(Collected data)

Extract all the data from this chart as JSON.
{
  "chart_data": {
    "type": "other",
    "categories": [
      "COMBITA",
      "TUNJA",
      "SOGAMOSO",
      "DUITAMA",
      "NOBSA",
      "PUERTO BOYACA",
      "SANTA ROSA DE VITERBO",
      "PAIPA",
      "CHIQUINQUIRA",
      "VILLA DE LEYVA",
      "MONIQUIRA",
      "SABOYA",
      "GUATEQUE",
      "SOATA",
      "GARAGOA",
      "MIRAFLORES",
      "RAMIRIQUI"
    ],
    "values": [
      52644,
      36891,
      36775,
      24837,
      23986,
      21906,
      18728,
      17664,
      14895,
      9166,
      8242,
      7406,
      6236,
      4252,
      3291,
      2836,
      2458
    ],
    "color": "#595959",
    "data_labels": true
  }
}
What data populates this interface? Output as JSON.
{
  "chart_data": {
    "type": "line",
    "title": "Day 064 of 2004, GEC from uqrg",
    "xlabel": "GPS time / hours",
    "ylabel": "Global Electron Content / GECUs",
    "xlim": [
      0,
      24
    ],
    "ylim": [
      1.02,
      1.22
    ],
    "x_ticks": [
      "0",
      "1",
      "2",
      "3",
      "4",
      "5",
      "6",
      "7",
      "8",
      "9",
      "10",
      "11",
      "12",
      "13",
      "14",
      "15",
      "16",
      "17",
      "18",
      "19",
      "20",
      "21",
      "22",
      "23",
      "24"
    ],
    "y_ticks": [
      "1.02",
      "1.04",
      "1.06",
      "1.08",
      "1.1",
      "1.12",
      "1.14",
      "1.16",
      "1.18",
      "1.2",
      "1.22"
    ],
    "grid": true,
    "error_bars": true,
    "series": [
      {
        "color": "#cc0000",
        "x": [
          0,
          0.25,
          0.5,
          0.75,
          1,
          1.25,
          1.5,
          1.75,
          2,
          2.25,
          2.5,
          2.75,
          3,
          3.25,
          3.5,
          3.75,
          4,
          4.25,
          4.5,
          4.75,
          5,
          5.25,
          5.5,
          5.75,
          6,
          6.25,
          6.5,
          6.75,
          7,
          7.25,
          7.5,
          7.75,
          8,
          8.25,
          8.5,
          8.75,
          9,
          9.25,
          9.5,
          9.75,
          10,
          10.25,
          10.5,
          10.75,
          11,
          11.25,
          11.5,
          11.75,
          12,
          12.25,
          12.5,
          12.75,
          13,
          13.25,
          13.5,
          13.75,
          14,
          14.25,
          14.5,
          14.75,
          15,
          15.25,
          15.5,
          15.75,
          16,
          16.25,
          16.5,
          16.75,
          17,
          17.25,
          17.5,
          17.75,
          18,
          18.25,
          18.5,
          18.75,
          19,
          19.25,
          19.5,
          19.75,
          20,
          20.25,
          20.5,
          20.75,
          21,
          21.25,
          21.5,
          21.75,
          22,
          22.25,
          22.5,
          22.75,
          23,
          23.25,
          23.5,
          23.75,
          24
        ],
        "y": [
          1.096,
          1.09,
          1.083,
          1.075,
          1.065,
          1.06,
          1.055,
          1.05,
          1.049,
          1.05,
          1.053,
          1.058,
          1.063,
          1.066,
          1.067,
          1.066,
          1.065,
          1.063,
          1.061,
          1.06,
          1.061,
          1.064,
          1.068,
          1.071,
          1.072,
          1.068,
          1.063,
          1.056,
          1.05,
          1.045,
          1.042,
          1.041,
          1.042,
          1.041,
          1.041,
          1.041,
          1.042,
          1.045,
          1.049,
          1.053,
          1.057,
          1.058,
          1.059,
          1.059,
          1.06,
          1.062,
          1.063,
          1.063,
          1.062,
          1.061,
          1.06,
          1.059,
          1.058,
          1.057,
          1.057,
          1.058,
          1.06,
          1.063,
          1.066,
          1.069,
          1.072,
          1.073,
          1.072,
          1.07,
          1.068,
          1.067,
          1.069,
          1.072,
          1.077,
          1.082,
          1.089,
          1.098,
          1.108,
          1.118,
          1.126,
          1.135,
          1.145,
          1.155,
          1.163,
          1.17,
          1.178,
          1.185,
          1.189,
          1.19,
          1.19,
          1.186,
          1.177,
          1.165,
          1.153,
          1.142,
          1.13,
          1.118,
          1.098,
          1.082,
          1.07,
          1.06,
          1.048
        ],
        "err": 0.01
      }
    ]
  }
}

#### Instructions to follow
Using the data above, reproduce every line exactly.

#### Task response
Extract all the data from this chart as JSON.
{
  "chart_data": {
    "type": "other",
    "categories": [
      "COMBITA",
      "TUNJA",
      "SOGAMOSO",
      "DUITAMA",
      "NOBSA",
      "PUERTO BOYACA",
      "SANTA ROSA DE VITERBO",
      "PAIPA",
      "CHIQUINQUIRA",
      "VILLA DE LEYVA",
      "MONIQUIRA",
      "SABOYA",
      "GUATEQUE",
      "SOATA",
      "GARAGOA",
      "MIRAFLORES",
      "RAMIRIQUI"
    ],
    "values": [
      52644,
      36891,
      36775,
      24837,
      23986,
      21906,
      18728,
      17664,
      14895,
      9166,
      8242,
      7406,
      6236,
      4252,
      3291,
      2836,
      2458
    ],
    "color": "#595959",
    "data_labels": true
  }
}
What data populates this interface? Output as JSON.
{
  "chart_data": {
    "type": "line",
    "title": "Day 064 of 2004, GEC from uqrg",
    "xlabel": "GPS time / hours",
    "ylabel": "Global Electron Content / GECUs",
    "xlim": [
      0,
      24
    ],
    "ylim": [
      1.02,
      1.22
    ],
    "x_ticks": [
      "0",
      "1",
      "2",
      "3",
      "4",
      "5",
      "6",
      "7",
      "8",
      "9",
      "10",
      "11",
      "12",
      "13",
      "14",
      "15",
      "16",
      "17",
      "18",
      "19",
      "20",
      "21",
      "22",
      "23",
      "24"
    ],
    "y_ticks": [
      "1.02",
      "1.04",
      "1.06",
      "1.08",
      "1.1",
      "1.12",
      "1.14",
      "1.16",
      "1.18",
      "1.2",
      "1.22"
    ],
    "grid": true,
    "error_bars": true,
    "series": [
      {
        "color": "#cc0000",
        "x": [
          0,
          0.25,
          0.5,
          0.75,
          1,
          1.25,
          1.5,
          1.75,
          2,
          2.25,
          2.5,
          2.75,
          3,
          3.25,
          3.5,
          3.75,
          4,
          4.25,
          4.5,
          4.75,
          5,
          5.25,
          5.5,
          5.75,
          6,
          6.25,
          6.5,
          6.75,
          7,
          7.25,
          7.5,
          7.75,
          8,
          8.25,
          8.5,
          8.75,
          9,
          9.25,
          9.5,
          9.75,
          10,
          10.25,
          10.5,
          10.75,
          11,
          11.25,
          11.5,
          11.75,
          12,
          12.25,
          12.5,
          12.75,
          13,
          13.25,
          13.5,
          13.75,
          14,
          14.25,
          14.5,
          14.75,
          15,
          15.25,
          15.5,
          15.75,
          16,
          16.25,
          16.5,
          16.75,
          17,
          17.25,
          17.5,
          17.75,
          18,
          18.25,
          18.5,
          18.75,
          19,
          19.25,
          19.5,
          19.75,
          20,
          20.25,
          20.5,
          20.75,
          21,
          21.25,
          21.5,
          21.75,
          22,
          22.25,
          22.5,
          22.75,
          23,
          23.25,
          23.5,
          23.75,
          24
        ],
        "y": [
          1.096,
          1.09,
          1.083,
          1.075,
          1.065,
          1.06,
          1.055,
          1.05,
          1.049,
          1.05,
          1.053,
          1.058,
          1.063,
          1.066,
          1.067,
          1.066,
          1.065,
          1.063,
          1.061,
          1.06,
          1.061,
          1.064,
          1.068,
          1.071,
          1.072,
          1.068,
          1.063,
          1.056,
          1.05,
          1.045,
          1.042,
          1.041,
          1.042,
          1.041,
          1.041,
          1.041,
          1.042,
          1.045,
          1.049,
          1.053,
          1.057,
          1.058,
          1.059,
          1.059,
          1.06,
          1.062,
          1.063,
          1.063,
          1.062,
          1.061,
          1.06,
          1.059,
          1.058,
          1.057,
          1.057,
          1.058,
          1.06,
          1.063,
          1.066,
          1.069,
          1.072,
          1.073,
          1.072,
          1.07,
          1.068,
          1.067,
          1.069,
          1.072,
          1.077,
          1.082,
          1.089,
          1.098,
          1.108,
          1.118,
          1.126,
          1.135,
          1.145,
          1.155,
          1.163,
          1.17,
          1.178,
          1.185,
          1.189,
          1.19,
          1.19,
          1.186,
          1.177,
          1.165,
          1.153,
          1.142,
          1.13,
          1.118,
          1.098,
          1.082,
          1.07,
          1.06,
          1.048
        ],
        "err": 0.01
      }
    ]
  }
}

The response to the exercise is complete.